-- BEGIN Data entries --

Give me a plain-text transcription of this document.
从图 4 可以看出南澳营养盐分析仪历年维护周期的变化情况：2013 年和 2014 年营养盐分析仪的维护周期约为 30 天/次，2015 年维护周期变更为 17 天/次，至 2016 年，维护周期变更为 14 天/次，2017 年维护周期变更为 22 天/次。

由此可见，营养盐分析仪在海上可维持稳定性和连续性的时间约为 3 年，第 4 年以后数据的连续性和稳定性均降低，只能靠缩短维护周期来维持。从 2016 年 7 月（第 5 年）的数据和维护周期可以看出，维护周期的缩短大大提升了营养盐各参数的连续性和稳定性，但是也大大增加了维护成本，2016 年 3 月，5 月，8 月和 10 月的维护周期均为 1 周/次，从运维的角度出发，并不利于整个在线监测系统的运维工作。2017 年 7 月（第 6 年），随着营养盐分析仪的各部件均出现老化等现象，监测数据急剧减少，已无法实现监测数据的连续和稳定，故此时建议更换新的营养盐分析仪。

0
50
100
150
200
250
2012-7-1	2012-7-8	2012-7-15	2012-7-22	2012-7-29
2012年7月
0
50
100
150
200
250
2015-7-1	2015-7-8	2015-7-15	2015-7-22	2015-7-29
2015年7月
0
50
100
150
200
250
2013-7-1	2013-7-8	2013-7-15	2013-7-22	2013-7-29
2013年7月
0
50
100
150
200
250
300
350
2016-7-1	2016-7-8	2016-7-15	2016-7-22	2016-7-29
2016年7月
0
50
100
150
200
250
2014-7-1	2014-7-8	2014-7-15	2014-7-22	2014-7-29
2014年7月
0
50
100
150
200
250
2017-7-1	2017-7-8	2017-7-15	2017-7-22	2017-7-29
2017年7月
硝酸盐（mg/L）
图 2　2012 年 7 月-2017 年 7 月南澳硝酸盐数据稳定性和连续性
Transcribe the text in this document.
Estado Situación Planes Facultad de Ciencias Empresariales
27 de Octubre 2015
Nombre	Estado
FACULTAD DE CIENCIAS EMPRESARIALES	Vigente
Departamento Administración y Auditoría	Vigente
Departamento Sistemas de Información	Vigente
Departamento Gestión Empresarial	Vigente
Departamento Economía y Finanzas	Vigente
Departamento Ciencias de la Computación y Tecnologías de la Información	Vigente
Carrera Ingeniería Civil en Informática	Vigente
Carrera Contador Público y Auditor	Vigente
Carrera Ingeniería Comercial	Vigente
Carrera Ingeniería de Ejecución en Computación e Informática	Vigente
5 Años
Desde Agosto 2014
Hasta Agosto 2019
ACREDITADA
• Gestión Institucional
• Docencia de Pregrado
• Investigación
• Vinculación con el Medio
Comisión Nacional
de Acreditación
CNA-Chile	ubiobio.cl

-- END Data entries --

Exercise objective →
Repeat the data above exactly.

Result →
Give me a plain-text transcription of this document.
从图 4 可以看出南澳营养盐分析仪历年维护周期的变化情况：2013 年和 2014 年营养盐分析仪的维护周期约为 30 天/次，2015 年维护周期变更为 17 天/次，至 2016 年，维护周期变更为 14 天/次，2017 年维护周期变更为 22 天/次。

由此可见，营养盐分析仪在海上可维持稳定性和连续性的时间约为 3 年，第 4 年以后数据的连续性和稳定性均降低，只能靠缩短维护周期来维持。从 2016 年 7 月（第 5 年）的数据和维护周期可以看出，维护周期的缩短大大提升了营养盐各参数的连续性和稳定性，但是也大大增加了维护成本，2016 年 3 月，5 月，8 月和 10 月的维护周期均为 1 周/次，从运维的角度出发，并不利于整个在线监测系统的运维工作。2017 年 7 月（第 6 年），随着营养盐分析仪的各部件均出现老化等现象，监测数据急剧减少，已无法实现监测数据的连续和稳定，故此时建议更换新的营养盐分析仪。

0
50
100
150
200
250
2012-7-1	2012-7-8	2012-7-15	2012-7-22	2012-7-29
2012年7月
0
50
100
150
200
250
2015-7-1	2015-7-8	2015-7-15	2015-7-22	2015-7-29
2015年7月
0
50
100
150
200
250
2013-7-1	2013-7-8	2013-7-15	2013-7-22	2013-7-29
2013年7月
0
50
100
150
200
250
300
350
2016-7-1	2016-7-8	2016-7-15	2016-7-22	2016-7-29
2016年7月
0
50
100
150
200
250
2014-7-1	2014-7-8	2014-7-15	2014-7-22	2014-7-29
2014年7月
0
50
100
150
200
250
2017-7-1	2017-7-8	2017-7-15	2017-7-22	2017-7-29
2017年7月
硝酸盐（mg/L）
图 2　2012 年 7 月-2017 年 7 月南澳硝酸盐数据稳定性和连续性
Transcribe the text in this document.
Estado Situación Planes Facultad de Ciencias Empresariales
27 de Octubre 2015
Nombre	Estado
FACULTAD DE CIENCIAS EMPRESARIALES	Vigente
Departamento Administración y Auditoría	Vigente
Departamento Sistemas de Información	Vigente
Departamento Gestión Empresarial	Vigente
Departamento Economía y Finanzas	Vigente
Departamento Ciencias de la Computación y Tecnologías de la Información	Vigente
Carrera Ingeniería Civil en Informática	Vigente
Carrera Contador Público y Auditor	Vigente
Carrera Ingeniería Comercial	Vigente
Carrera Ingeniería de Ejecución en Computación e Informática	Vigente
5 Años
Desde Agosto 2014
Hasta Agosto 2019
ACREDITADA
• Gestión Institucional
• Docencia de Pregrado
• Investigación
• Vinculación con el Medio
Comisión Nacional
de Acreditación
CNA-Chile	ubiobio.cl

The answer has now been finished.